(Extracted records)
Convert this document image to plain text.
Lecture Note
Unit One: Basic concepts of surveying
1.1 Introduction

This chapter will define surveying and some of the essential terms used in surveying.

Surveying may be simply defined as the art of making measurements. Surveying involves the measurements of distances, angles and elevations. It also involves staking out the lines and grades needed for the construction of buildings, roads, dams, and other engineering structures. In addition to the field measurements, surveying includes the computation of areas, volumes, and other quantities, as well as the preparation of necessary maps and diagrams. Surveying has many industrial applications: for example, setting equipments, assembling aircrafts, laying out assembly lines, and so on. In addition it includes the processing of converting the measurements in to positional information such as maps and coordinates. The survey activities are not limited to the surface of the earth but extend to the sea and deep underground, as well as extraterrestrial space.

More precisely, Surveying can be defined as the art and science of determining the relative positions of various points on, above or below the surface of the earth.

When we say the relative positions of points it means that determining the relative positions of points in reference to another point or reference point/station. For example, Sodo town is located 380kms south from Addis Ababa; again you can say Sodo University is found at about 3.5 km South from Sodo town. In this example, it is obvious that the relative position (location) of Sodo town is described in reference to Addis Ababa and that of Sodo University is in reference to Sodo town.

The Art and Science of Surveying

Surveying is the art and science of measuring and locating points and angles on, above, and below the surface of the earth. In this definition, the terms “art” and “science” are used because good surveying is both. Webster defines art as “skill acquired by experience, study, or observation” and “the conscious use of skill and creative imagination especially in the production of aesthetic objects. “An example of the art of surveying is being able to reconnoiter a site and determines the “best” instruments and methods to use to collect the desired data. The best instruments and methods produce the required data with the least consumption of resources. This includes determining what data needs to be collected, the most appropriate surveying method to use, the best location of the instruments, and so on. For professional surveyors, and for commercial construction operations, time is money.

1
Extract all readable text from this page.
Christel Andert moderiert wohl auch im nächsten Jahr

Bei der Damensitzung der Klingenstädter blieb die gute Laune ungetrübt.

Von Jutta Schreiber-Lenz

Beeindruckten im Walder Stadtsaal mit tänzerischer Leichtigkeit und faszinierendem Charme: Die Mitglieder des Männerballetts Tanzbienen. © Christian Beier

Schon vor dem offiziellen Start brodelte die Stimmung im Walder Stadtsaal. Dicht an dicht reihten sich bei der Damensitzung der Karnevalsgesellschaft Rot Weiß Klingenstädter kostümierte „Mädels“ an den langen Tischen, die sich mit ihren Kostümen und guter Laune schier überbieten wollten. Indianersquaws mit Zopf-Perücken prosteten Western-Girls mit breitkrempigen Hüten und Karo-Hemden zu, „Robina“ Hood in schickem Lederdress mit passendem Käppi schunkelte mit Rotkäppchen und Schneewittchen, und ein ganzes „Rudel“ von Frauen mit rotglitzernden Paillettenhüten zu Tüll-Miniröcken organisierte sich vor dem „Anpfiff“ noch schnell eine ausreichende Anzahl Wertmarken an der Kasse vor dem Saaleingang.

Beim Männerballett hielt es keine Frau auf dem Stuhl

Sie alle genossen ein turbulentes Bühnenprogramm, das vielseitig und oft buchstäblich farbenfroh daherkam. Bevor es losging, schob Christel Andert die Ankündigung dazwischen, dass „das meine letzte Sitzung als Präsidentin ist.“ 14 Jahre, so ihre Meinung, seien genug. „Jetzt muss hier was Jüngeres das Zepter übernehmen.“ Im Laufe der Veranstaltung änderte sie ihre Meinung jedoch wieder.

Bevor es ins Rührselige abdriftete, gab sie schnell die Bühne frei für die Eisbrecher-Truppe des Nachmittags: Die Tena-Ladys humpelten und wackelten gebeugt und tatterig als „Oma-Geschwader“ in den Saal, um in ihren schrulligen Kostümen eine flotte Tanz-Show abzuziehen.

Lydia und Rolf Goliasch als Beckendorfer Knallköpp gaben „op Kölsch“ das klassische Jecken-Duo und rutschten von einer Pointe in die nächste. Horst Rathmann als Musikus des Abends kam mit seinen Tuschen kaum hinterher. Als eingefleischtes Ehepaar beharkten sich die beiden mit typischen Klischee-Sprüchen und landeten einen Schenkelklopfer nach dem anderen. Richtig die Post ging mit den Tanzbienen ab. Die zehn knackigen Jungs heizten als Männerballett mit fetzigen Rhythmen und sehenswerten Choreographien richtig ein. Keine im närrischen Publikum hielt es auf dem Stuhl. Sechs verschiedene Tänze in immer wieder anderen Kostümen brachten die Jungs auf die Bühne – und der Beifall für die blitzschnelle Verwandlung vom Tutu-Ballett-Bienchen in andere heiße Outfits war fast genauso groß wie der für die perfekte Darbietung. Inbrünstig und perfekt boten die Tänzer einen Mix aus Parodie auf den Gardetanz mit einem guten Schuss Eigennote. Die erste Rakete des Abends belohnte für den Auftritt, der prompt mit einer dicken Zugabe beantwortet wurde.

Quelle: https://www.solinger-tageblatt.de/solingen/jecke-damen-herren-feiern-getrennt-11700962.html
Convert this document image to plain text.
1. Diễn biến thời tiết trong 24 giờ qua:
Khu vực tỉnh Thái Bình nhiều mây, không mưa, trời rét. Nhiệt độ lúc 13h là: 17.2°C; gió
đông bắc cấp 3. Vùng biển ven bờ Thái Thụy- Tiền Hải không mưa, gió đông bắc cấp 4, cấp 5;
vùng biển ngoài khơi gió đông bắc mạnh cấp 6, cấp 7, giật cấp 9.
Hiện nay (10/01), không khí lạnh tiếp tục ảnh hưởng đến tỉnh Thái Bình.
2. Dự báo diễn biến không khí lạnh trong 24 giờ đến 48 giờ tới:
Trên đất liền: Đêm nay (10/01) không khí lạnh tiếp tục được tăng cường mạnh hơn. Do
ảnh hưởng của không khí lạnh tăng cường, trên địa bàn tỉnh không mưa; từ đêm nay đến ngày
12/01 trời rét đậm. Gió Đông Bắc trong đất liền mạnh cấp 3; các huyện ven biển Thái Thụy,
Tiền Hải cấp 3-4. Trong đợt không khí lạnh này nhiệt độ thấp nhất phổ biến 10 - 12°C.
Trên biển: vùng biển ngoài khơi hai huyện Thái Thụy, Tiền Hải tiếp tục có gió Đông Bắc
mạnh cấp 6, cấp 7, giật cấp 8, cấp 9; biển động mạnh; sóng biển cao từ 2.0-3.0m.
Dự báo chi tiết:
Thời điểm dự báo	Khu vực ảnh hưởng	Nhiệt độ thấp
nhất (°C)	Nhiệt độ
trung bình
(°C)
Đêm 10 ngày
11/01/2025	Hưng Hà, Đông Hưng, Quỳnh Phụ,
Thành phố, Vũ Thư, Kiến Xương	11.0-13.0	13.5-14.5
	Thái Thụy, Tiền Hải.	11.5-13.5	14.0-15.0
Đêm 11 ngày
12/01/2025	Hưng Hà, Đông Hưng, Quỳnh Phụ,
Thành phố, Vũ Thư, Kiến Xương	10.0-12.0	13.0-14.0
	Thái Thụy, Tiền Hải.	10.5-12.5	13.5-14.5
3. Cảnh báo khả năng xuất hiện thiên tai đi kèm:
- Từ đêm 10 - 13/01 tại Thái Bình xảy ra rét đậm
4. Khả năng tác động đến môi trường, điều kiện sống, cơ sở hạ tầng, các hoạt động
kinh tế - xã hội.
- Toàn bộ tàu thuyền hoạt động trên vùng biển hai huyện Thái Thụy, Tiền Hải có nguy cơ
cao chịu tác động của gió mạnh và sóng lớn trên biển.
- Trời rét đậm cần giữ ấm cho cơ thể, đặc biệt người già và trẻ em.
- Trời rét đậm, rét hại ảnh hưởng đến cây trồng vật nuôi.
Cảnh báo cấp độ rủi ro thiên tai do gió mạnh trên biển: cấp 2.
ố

> [Written request] Give only the count of lines in the data that include the string "biển".

> [Complete response] 8